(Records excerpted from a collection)
## START
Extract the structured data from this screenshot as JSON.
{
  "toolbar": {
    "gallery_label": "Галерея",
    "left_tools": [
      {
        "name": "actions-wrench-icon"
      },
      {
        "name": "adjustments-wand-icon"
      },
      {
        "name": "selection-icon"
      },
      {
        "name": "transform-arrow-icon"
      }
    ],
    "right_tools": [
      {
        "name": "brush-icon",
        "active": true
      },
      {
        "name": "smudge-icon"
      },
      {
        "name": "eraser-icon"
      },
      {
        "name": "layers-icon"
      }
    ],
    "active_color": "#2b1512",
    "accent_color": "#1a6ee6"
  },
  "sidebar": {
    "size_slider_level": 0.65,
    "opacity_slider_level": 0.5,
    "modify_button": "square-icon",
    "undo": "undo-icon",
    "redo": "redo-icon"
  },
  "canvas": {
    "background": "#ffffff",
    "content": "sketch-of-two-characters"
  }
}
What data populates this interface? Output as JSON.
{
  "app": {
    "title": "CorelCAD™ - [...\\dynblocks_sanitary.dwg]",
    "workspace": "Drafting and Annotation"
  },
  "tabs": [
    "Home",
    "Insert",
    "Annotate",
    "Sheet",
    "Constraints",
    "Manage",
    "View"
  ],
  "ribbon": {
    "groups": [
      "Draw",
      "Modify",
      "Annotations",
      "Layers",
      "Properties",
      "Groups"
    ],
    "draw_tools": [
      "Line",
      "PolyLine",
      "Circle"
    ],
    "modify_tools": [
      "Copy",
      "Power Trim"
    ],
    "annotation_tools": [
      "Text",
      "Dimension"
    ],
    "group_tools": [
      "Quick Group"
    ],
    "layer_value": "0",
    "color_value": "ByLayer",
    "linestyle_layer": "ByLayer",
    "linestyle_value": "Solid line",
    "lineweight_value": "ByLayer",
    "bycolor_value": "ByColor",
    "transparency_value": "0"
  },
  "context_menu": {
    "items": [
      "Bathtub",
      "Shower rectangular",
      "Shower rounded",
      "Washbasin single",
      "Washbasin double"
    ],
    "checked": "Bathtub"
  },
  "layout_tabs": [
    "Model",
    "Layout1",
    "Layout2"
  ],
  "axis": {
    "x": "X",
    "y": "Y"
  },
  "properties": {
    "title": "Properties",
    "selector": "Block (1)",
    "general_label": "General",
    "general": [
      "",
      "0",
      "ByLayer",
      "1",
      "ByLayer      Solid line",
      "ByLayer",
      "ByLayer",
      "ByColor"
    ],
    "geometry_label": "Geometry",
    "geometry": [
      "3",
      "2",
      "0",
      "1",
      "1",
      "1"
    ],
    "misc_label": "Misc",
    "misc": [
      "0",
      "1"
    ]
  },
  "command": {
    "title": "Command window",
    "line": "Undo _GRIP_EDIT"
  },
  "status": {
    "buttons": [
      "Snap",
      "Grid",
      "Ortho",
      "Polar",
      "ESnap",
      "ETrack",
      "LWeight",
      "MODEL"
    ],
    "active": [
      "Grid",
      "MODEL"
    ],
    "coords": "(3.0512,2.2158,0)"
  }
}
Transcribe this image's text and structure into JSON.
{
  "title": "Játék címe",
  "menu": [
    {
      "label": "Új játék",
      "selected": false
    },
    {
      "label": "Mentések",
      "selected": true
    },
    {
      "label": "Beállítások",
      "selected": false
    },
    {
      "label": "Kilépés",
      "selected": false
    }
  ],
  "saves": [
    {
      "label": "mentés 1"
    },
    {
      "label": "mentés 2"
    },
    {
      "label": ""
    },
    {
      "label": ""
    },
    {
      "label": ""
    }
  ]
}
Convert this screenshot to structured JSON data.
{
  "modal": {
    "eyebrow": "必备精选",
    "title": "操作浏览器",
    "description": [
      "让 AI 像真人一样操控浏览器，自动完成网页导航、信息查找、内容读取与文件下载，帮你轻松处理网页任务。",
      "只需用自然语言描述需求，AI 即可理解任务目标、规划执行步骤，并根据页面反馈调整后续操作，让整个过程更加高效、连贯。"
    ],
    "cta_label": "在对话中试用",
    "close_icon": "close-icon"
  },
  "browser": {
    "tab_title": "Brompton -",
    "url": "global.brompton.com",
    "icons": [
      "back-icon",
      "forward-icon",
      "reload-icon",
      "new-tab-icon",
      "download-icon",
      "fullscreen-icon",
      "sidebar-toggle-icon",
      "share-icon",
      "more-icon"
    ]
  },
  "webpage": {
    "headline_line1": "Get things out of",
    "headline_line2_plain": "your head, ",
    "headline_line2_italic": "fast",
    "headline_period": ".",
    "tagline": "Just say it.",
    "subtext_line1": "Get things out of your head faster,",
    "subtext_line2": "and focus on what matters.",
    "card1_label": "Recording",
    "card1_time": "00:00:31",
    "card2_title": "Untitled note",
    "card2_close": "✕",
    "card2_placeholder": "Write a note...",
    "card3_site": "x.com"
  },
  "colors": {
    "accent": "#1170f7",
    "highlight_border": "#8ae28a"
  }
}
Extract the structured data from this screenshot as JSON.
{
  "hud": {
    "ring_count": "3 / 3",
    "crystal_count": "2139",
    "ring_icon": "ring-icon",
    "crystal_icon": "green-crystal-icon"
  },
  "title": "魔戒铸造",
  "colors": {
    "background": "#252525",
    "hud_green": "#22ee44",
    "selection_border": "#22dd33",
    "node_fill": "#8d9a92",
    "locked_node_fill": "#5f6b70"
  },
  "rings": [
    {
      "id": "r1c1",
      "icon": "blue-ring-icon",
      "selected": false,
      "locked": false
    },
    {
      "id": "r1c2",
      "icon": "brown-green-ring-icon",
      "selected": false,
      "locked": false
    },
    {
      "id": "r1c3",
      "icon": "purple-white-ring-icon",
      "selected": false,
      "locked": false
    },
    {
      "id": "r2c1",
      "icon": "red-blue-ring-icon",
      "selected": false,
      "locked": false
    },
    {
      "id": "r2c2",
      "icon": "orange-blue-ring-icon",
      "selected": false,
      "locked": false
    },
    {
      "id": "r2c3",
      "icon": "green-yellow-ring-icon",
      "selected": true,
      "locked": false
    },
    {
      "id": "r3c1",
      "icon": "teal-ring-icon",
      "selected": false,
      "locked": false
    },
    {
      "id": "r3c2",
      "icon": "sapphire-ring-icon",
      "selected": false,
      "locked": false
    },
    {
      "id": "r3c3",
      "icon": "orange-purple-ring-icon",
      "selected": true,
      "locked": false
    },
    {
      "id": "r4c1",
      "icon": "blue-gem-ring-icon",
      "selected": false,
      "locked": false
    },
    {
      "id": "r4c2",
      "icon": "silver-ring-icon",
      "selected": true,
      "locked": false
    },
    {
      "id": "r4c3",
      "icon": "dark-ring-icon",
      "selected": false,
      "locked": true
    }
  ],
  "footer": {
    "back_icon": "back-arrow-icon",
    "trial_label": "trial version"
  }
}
## END
**TASK INSTRUCTIONS:** Extract every line containing the string "name" from the material.

**TASK OUTPUT:**
        "name": "actions-wrench-icon"
        "name": "adjustments-wand-icon"
        "name": "selection-icon"
        "name": "transform-arrow-icon"
        "name": "brush-icon",
        "name": "smudge-icon"
        "name": "eraser-icon"
        "name": "layers-icon"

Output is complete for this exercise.